- TASK REQUIREMENTS:
Exactly as written, print each record in the listing.

Source data:

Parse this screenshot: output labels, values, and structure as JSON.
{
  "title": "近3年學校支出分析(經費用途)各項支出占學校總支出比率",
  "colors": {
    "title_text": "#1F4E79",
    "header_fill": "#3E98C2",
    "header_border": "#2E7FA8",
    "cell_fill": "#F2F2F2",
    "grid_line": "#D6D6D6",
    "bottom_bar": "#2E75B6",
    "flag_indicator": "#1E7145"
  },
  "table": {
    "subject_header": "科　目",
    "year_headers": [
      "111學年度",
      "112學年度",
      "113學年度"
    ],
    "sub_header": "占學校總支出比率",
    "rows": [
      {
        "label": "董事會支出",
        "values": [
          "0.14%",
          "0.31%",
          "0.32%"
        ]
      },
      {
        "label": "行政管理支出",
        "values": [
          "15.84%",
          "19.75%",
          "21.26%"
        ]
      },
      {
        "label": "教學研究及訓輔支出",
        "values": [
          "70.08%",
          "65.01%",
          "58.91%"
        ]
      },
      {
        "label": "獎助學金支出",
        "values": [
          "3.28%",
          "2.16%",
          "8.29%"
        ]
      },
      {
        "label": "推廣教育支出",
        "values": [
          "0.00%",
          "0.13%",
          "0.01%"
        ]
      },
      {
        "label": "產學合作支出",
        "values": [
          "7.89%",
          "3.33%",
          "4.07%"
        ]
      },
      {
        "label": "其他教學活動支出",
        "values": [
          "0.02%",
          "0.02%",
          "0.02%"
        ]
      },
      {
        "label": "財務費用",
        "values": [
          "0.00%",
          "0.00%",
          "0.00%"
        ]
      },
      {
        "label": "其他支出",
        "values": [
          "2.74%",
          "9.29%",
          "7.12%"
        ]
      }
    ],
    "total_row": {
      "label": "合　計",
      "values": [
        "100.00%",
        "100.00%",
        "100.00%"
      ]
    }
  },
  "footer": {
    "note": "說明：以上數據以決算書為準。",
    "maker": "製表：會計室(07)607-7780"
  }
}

- FINAL ANSWER:
Parse this screenshot: output labels, values, and structure as JSON.
{
  "title": "近3年學校支出分析(經費用途)各項支出占學校總支出比率",
  "colors": {
    "title_text": "#1F4E79",
    "header_fill": "#3E98C2",
    "header_border": "#2E7FA8",
    "cell_fill": "#F2F2F2",
    "grid_line": "#D6D6D6",
    "bottom_bar": "#2E75B6",
    "flag_indicator": "#1E7145"
  },
  "table": {
    "subject_header": "科　目",
    "year_headers": [
      "111學年度",
      "112學年度",
      "113學年度"
    ],
    "sub_header": "占學校總支出比率",
    "rows": [
      {
        "label": "董事會支出",
        "values": [
          "0.14%",
          "0.31%",
          "0.32%"
        ]
      },
      {
        "label": "行政管理支出",
        "values": [
          "15.84%",
          "19.75%",
          "21.26%"
        ]
      },
      {
        "label": "教學研究及訓輔支出",
        "values": [
          "70.08%",
          "65.01%",
          "58.91%"
        ]
      },
      {
        "label": "獎助學金支出",
        "values": [
          "3.28%",
          "2.16%",
          "8.29%"
        ]
      },
      {
        "label": "推廣教育支出",
        "values": [
          "0.00%",
          "0.13%",
          "0.01%"
        ]
      },
      {
        "label": "產學合作支出",
        "values": [
          "7.89%",
          "3.33%",
          "4.07%"
        ]
      },
      {
        "label": "其他教學活動支出",
        "values": [
          "0.02%",
          "0.02%",
          "0.02%"
        ]
      },
      {
        "label": "財務費用",
        "values": [
          "0.00%",
          "0.00%",
          "0.00%"
        ]
      },
      {
        "label": "其他支出",
        "values": [
          "2.74%",
          "9.29%",
          "7.12%"
        ]
      }
    ],
    "total_row": {
      "label": "合　計",
      "values": [
        "100.00%",
        "100.00%",
        "100.00%"
      ]
    }
  },
  "footer": {
    "note": "說明：以上數據以決算書為準。",
    "maker": "製表：會計室(07)607-7780"
  }
}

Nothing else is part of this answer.